Stored data entries:

· · · · · · ·

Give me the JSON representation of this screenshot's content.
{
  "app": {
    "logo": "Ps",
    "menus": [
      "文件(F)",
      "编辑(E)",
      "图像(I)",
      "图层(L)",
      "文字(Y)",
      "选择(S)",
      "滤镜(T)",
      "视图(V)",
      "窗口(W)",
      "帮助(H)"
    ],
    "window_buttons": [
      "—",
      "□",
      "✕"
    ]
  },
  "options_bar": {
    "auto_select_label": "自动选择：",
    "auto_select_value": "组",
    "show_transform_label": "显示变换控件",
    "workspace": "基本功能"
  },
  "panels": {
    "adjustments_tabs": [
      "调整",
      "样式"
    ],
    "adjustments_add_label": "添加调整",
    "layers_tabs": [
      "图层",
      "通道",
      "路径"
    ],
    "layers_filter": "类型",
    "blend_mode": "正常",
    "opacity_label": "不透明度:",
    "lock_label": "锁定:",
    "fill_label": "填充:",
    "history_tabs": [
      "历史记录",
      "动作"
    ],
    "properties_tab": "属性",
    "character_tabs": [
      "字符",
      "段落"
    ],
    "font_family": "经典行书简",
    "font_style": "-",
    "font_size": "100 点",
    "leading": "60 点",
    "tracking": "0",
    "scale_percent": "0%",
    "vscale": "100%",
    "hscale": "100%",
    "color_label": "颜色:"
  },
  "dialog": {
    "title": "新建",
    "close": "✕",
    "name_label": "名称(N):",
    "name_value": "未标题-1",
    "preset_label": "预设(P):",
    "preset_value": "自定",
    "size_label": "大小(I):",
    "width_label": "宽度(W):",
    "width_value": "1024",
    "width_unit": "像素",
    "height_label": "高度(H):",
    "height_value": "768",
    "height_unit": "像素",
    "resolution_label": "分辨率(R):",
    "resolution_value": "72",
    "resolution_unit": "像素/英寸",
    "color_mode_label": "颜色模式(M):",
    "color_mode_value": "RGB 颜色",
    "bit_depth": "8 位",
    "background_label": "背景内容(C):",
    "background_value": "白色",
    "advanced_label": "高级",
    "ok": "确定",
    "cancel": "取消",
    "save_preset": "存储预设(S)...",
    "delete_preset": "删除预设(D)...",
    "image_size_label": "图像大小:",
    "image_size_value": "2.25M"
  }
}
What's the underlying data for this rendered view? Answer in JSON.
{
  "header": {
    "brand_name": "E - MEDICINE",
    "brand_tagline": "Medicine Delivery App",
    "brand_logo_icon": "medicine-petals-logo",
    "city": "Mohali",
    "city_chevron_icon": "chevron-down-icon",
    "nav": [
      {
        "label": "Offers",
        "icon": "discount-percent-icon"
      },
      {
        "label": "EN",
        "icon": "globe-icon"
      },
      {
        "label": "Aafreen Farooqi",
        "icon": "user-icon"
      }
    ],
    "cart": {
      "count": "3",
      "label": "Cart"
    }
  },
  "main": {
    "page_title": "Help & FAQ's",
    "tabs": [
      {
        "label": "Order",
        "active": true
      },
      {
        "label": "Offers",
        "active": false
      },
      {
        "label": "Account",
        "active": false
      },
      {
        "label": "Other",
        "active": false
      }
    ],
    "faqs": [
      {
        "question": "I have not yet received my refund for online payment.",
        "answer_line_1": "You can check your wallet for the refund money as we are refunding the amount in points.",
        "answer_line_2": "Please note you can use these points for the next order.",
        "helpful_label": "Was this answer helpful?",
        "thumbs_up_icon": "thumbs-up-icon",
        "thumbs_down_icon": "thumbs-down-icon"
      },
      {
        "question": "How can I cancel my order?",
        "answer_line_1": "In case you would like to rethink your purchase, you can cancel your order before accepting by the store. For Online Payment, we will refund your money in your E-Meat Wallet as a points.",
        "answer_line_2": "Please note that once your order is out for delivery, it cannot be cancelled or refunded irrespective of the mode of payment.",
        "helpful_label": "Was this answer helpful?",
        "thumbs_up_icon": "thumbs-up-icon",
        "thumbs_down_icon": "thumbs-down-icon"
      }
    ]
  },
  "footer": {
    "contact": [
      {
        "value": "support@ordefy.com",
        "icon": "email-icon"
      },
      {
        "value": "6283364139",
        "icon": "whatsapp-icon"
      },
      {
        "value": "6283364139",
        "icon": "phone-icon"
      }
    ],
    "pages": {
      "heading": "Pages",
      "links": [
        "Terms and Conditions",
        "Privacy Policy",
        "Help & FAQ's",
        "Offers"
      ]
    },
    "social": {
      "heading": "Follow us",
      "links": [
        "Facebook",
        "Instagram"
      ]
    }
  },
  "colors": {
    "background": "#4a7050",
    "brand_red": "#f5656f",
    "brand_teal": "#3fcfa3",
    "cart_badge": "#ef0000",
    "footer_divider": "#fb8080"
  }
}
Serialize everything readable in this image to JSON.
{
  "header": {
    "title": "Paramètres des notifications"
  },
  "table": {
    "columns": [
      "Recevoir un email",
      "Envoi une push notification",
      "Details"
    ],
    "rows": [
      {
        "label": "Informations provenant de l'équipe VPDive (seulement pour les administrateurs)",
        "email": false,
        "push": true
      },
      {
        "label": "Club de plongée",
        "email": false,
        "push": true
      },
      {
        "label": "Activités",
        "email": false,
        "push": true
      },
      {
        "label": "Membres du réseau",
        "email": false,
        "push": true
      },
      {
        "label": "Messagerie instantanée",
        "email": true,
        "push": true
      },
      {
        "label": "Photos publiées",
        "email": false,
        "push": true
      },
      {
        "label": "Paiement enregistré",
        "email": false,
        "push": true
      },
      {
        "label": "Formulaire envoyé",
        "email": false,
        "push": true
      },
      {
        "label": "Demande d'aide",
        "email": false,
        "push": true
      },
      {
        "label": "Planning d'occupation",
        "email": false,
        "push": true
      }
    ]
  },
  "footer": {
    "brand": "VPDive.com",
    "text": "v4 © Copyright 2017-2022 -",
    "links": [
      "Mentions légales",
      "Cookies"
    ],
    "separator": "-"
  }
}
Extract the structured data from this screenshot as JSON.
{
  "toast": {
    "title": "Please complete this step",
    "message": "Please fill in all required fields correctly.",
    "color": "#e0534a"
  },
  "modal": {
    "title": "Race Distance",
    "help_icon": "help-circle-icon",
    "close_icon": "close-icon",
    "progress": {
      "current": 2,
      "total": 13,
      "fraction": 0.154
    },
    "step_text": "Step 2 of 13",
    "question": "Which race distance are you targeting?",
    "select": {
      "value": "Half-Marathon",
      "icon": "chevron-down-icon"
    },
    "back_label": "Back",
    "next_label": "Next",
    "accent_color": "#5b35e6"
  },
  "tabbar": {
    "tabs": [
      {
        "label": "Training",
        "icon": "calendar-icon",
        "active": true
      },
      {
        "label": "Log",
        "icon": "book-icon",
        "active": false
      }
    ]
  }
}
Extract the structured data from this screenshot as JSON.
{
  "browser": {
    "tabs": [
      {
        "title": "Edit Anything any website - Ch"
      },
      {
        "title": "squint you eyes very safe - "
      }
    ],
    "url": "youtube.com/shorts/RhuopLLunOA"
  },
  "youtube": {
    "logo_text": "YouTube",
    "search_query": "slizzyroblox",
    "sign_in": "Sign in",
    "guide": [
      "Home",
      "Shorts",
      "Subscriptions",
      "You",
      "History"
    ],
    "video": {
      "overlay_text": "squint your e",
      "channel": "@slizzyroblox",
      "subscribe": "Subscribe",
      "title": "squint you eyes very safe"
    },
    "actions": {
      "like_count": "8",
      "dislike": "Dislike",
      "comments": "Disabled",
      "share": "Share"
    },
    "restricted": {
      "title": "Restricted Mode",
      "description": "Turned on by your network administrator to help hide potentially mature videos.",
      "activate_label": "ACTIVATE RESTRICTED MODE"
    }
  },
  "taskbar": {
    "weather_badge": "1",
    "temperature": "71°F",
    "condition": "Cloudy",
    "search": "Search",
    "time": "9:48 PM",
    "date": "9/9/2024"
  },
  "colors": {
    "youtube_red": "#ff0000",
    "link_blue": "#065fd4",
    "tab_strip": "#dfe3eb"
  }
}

· · · · · · ·

▶ What needs to be done
Among the lines above, count those containing the word "VPDive" and give nothing but the result.

▶ Solution below
2